Reproduce the material in full, exactly as written.

▸ **Given records**:
######
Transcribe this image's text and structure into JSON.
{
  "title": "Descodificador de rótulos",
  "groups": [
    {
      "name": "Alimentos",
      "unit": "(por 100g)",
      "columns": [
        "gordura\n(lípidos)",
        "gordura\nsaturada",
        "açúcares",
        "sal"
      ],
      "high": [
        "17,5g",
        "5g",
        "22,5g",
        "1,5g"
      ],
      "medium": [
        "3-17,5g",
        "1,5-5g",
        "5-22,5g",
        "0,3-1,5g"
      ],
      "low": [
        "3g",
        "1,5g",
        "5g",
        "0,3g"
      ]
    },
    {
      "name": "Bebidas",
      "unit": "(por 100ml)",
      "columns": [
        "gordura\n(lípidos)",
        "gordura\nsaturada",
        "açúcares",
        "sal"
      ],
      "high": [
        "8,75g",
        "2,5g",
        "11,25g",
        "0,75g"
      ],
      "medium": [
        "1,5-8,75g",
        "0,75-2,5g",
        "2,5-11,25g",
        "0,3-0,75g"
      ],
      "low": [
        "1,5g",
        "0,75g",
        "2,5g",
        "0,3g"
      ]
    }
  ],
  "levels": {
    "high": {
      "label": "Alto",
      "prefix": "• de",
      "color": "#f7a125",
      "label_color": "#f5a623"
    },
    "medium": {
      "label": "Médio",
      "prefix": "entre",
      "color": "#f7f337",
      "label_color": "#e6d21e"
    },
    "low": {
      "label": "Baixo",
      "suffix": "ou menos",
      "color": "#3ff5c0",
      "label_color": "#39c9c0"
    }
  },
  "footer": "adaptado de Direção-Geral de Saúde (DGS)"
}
######
▸ **Complete answer**:
Transcribe this image's text and structure into JSON.
{
  "title": "Descodificador de rótulos",
  "groups": [
    {
      "name": "Alimentos",
      "unit": "(por 100g)",
      "columns": [
        "gordura\n(lípidos)",
        "gordura\nsaturada",
        "açúcares",
        "sal"
      ],
      "high": [
        "17,5g",
        "5g",
        "22,5g",
        "1,5g"
      ],
      "medium": [
        "3-17,5g",
        "1,5-5g",
        "5-22,5g",
        "0,3-1,5g"
      ],
      "low": [
        "3g",
        "1,5g",
        "5g",
        "0,3g"
      ]
    },
    {
      "name": "Bebidas",
      "unit": "(por 100ml)",
      "columns": [
        "gordura\n(lípidos)",
        "gordura\nsaturada",
        "açúcares",
        "sal"
      ],
      "high": [
        "8,75g",
        "2,5g",
        "11,25g",
        "0,75g"
      ],
      "medium": [
        "1,5-8,75g",
        "0,75-2,5g",
        "2,5-11,25g",
        "0,3-0,75g"
      ],
      "low": [
        "1,5g",
        "0,75g",
        "2,5g",
        "0,3g"
      ]
    }
  ],
  "levels": {
    "high": {
      "label": "Alto",
      "prefix": "• de",
      "color": "#f7a125",
      "label_color": "#f5a623"
    },
    "medium": {
      "label": "Médio",
      "prefix": "entre",
      "color": "#f7f337",
      "label_color": "#e6d21e"
    },
    "low": {
      "label": "Baixo",
      "suffix": "ou menos",
      "color": "#3ff5c0",
      "label_color": "#39c9c0"
    }
  },
  "footer": "adaptado de Direção-Geral de Saúde (DGS)"
}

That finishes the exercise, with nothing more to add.